Problem:
Every entry that follows should be reproduced exactly.

Record extracts:

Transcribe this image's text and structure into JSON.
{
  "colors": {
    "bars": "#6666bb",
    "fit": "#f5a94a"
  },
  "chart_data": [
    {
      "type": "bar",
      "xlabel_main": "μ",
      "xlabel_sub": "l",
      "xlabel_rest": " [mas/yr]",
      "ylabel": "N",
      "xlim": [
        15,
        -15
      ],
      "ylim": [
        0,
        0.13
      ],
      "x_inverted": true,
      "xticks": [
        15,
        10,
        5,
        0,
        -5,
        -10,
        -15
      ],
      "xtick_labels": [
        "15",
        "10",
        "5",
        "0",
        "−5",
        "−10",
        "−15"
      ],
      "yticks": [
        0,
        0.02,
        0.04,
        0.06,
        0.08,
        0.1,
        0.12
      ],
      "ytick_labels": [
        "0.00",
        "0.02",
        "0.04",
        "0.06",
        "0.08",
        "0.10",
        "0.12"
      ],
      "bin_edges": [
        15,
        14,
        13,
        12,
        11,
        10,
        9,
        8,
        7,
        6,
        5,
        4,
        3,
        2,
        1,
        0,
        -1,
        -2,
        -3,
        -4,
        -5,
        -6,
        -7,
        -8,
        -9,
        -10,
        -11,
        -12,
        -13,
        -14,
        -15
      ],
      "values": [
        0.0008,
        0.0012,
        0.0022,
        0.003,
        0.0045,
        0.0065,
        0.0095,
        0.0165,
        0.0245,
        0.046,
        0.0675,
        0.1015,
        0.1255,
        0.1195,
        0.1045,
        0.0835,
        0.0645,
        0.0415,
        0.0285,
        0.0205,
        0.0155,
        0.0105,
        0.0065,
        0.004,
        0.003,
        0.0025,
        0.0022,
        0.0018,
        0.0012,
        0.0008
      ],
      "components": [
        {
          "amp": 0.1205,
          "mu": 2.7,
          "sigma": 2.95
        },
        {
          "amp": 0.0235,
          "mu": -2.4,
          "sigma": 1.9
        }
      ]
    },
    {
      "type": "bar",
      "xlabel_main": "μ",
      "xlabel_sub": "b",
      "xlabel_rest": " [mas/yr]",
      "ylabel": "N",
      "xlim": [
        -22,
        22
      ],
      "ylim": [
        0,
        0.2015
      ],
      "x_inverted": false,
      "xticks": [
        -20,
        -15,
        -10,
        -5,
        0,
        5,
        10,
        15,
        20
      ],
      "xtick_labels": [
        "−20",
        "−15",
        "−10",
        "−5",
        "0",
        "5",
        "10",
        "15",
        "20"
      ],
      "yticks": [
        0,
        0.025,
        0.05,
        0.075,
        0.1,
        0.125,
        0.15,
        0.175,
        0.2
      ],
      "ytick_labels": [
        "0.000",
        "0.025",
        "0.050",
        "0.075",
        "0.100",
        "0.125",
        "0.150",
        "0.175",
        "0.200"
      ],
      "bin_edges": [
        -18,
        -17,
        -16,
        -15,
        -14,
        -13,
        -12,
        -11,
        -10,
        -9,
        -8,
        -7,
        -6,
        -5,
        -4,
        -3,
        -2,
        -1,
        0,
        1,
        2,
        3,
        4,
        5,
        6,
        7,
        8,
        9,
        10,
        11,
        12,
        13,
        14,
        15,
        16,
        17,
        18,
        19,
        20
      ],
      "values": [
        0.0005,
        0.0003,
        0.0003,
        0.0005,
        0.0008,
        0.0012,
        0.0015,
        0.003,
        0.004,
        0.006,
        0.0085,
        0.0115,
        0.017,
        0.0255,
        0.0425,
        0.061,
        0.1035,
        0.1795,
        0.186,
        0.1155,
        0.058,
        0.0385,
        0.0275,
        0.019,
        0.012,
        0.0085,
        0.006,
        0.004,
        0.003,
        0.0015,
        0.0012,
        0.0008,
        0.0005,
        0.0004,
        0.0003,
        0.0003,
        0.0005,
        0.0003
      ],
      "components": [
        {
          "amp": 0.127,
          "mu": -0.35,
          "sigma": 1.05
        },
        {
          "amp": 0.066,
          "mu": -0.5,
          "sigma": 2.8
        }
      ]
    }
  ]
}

Task solution:
Transcribe this image's text and structure into JSON.
{
  "colors": {
    "bars": "#6666bb",
    "fit": "#f5a94a"
  },
  "chart_data": [
    {
      "type": "bar",
      "xlabel_main": "μ",
      "xlabel_sub": "l",
      "xlabel_rest": " [mas/yr]",
      "ylabel": "N",
      "xlim": [
        15,
        -15
      ],
      "ylim": [
        0,
        0.13
      ],
      "x_inverted": true,
      "xticks": [
        15,
        10,
        5,
        0,
        -5,
        -10,
        -15
      ],
      "xtick_labels": [
        "15",
        "10",
        "5",
        "0",
        "−5",
        "−10",
        "−15"
      ],
      "yticks": [
        0,
        0.02,
        0.04,
        0.06,
        0.08,
        0.1,
        0.12
      ],
      "ytick_labels": [
        "0.00",
        "0.02",
        "0.04",
        "0.06",
        "0.08",
        "0.10",
        "0.12"
      ],
      "bin_edges": [
        15,
        14,
        13,
        12,
        11,
        10,
        9,
        8,
        7,
        6,
        5,
        4,
        3,
        2,
        1,
        0,
        -1,
        -2,
        -3,
        -4,
        -5,
        -6,
        -7,
        -8,
        -9,
        -10,
        -11,
        -12,
        -13,
        -14,
        -15
      ],
      "values": [
        0.0008,
        0.0012,
        0.0022,
        0.003,
        0.0045,
        0.0065,
        0.0095,
        0.0165,
        0.0245,
        0.046,
        0.0675,
        0.1015,
        0.1255,
        0.1195,
        0.1045,
        0.0835,
        0.0645,
        0.0415,
        0.0285,
        0.0205,
        0.0155,
        0.0105,
        0.0065,
        0.004,
        0.003,
        0.0025,
        0.0022,
        0.0018,
        0.0012,
        0.0008
      ],
      "components": [
        {
          "amp": 0.1205,
          "mu": 2.7,
          "sigma": 2.95
        },
        {
          "amp": 0.0235,
          "mu": -2.4,
          "sigma": 1.9
        }
      ]
    },
    {
      "type": "bar",
      "xlabel_main": "μ",
      "xlabel_sub": "b",
      "xlabel_rest": " [mas/yr]",
      "ylabel": "N",
      "xlim": [
        -22,
        22
      ],
      "ylim": [
        0,
        0.2015
      ],
      "x_inverted": false,
      "xticks": [
        -20,
        -15,
        -10,
        -5,
        0,
        5,
        10,
        15,
        20
      ],
      "xtick_labels": [
        "−20",
        "−15",
        "−10",
        "−5",
        "0",
        "5",
        "10",
        "15",
        "20"
      ],
      "yticks": [
        0,
        0.025,
        0.05,
        0.075,
        0.1,
        0.125,
        0.15,
        0.175,
        0.2
      ],
      "ytick_labels": [
        "0.000",
        "0.025",
        "0.050",
        "0.075",
        "0.100",
        "0.125",
        "0.150",
        "0.175",
        "0.200"
      ],
      "bin_edges": [
        -18,
        -17,
        -16,
        -15,
        -14,
        -13,
        -12,
        -11,
        -10,
        -9,
        -8,
        -7,
        -6,
        -5,
        -4,
        -3,
        -2,
        -1,
        0,
        1,
        2,
        3,
        4,
        5,
        6,
        7,
        8,
        9,
        10,
        11,
        12,
        13,
        14,
        15,
        16,
        17,
        18,
        19,
        20
      ],
      "values": [
        0.0005,
        0.0003,
        0.0003,
        0.0005,
        0.0008,
        0.0012,
        0.0015,
        0.003,
        0.004,
        0.006,
        0.0085,
        0.0115,
        0.017,
        0.0255,
        0.0425,
        0.061,
        0.1035,
        0.1795,
        0.186,
        0.1155,
        0.058,
        0.0385,
        0.0275,
        0.019,
        0.012,
        0.0085,
        0.006,
        0.004,
        0.003,
        0.0015,
        0.0012,
        0.0008,
        0.0005,
        0.0004,
        0.0003,
        0.0003,
        0.0005,
        0.0003
      ],
      "components": [
        {
          "amp": 0.127,
          "mu": -0.35,
          "sigma": 1.05
        },
        {
          "amp": 0.066,
          "mu": -0.5,
          "sigma": 2.8
        }
      ]
    }
  ]
}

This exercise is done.